WHAT YOU ARE ASKED TO DO: Nothing in the data should change when you return it, but leave the pictures out.
※
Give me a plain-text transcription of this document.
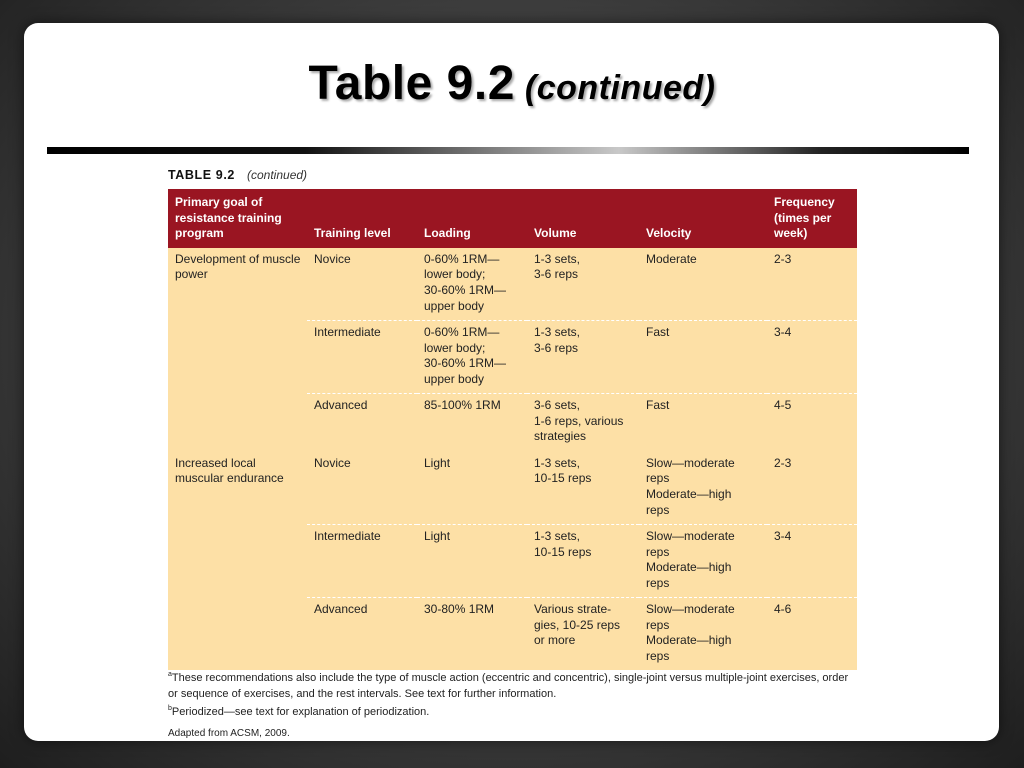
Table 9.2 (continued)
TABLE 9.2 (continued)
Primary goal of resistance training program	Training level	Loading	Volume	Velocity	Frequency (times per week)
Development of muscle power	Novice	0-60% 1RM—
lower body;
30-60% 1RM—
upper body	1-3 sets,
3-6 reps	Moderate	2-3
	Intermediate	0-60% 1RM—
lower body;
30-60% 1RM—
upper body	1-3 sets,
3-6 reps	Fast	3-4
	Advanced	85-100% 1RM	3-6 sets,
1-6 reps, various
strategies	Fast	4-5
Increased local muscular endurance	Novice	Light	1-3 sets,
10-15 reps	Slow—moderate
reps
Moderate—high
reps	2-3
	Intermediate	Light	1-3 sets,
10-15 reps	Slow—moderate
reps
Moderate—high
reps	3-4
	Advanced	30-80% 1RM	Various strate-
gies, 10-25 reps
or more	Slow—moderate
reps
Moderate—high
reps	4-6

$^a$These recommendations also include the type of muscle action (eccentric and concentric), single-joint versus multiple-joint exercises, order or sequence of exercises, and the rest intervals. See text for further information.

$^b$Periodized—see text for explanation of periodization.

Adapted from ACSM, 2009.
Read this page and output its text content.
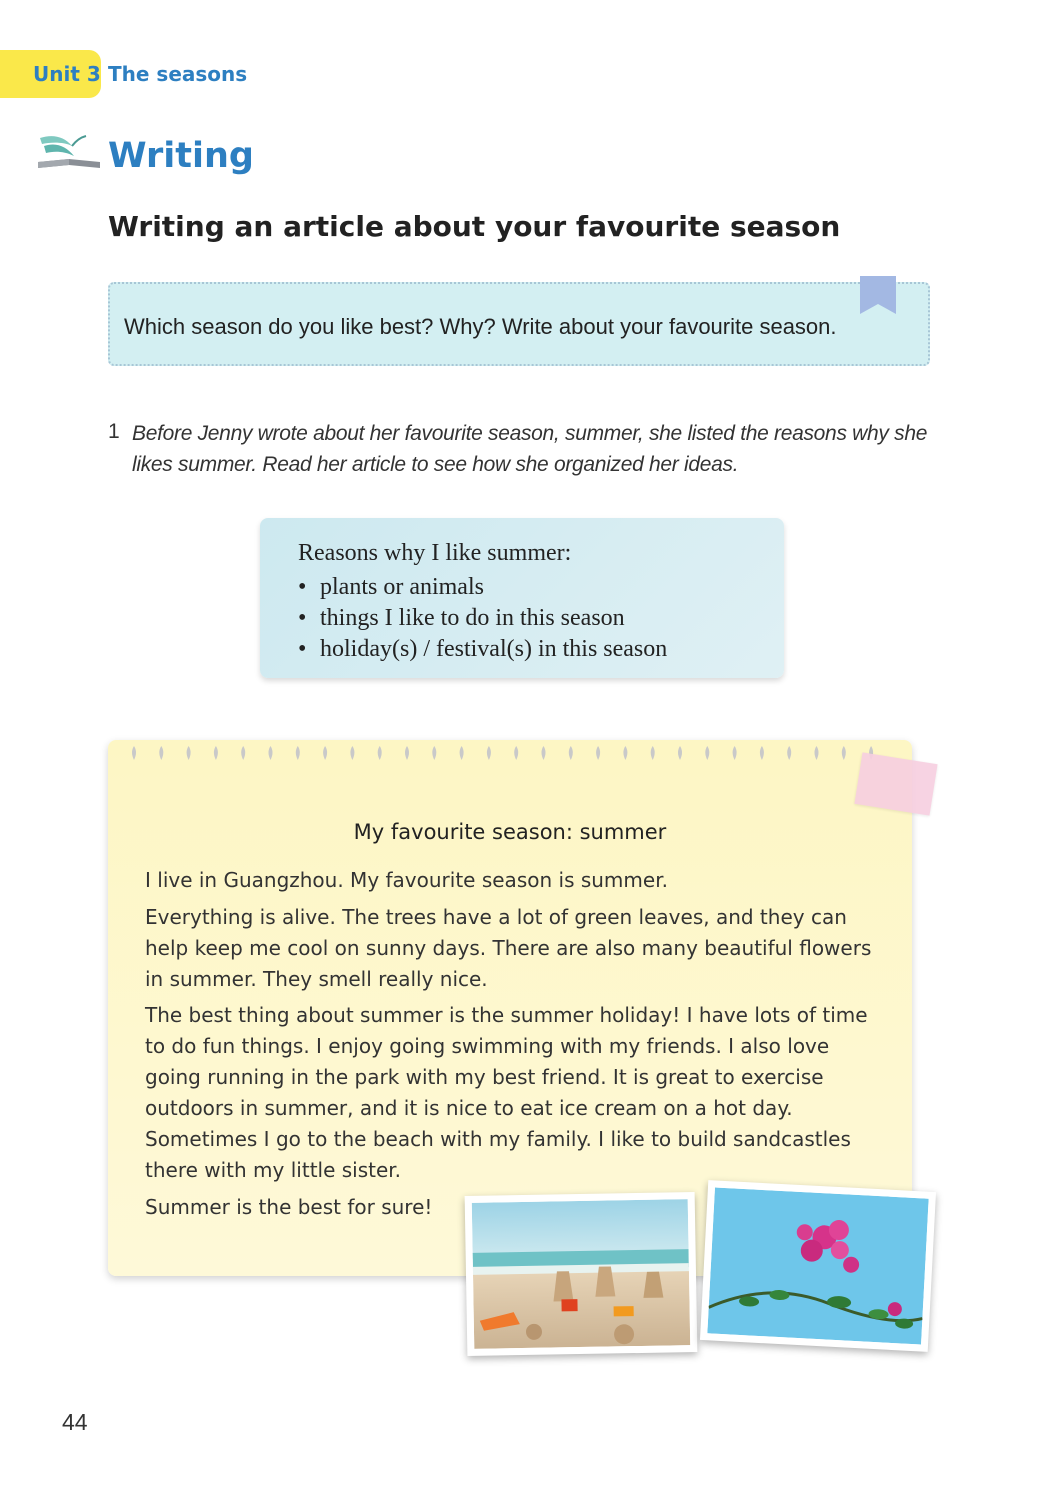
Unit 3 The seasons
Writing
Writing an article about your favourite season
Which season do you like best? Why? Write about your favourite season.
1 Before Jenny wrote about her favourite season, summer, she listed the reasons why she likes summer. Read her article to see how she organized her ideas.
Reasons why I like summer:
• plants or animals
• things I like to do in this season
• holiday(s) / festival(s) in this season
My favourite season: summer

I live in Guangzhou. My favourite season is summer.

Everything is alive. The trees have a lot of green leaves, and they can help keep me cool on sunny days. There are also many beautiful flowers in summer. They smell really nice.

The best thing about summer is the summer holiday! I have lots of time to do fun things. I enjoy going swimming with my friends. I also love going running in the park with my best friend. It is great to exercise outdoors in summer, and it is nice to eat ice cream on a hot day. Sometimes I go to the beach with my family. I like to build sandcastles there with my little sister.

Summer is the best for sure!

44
※
FULL RESPONSE:
Give me a plain-text transcription of this document.
Table 9.2 (continued)
TABLE 9.2 (continued)
Primary goal of resistance training program	Training level	Loading	Volume	Velocity	Frequency (times per week)
Development of muscle power	Novice	0-60% 1RM—
lower body;
30-60% 1RM—
upper body	1-3 sets,
3-6 reps	Moderate	2-3
	Intermediate	0-60% 1RM—
lower body;
30-60% 1RM—
upper body	1-3 sets,
3-6 reps	Fast	3-4
	Advanced	85-100% 1RM	3-6 sets,
1-6 reps, various
strategies	Fast	4-5
Increased local muscular endurance	Novice	Light	1-3 sets,
10-15 reps	Slow—moderate
reps
Moderate—high
reps	2-3
	Intermediate	Light	1-3 sets,
10-15 reps	Slow—moderate
reps
Moderate—high
reps	3-4
	Advanced	30-80% 1RM	Various strate-
gies, 10-25 reps
or more	Slow—moderate
reps
Moderate—high
reps	4-6

$^a$These recommendations also include the type of muscle action (eccentric and concentric), single-joint versus multiple-joint exercises, order or sequence of exercises, and the rest intervals. See text for further information.

$^b$Periodized—see text for explanation of periodization.

Adapted from ACSM, 2009.
Read this page and output its text content.
Unit 3 The seasons
Writing
Writing an article about your favourite season
Which season do you like best? Why? Write about your favourite season.
1 Before Jenny wrote about her favourite season, summer, she listed the reasons why she likes summer. Read her article to see how she organized her ideas.
Reasons why I like summer:
• plants or animals
• things I like to do in this season
• holiday(s) / festival(s) in this season
My favourite season: summer

I live in Guangzhou. My favourite season is summer.

Everything is alive. The trees have a lot of green leaves, and they can help keep me cool on sunny days. There are also many beautiful flowers in summer. They smell really nice.

The best thing about summer is the summer holiday! I have lots of time to do fun things. I enjoy going swimming with my friends. I also love going running in the park with my best friend. It is great to exercise outdoors in summer, and it is nice to eat ice cream on a hot day. Sometimes I go to the beach with my family. I like to build sandcastles there with my little sister.

Summer is the best for sure!

44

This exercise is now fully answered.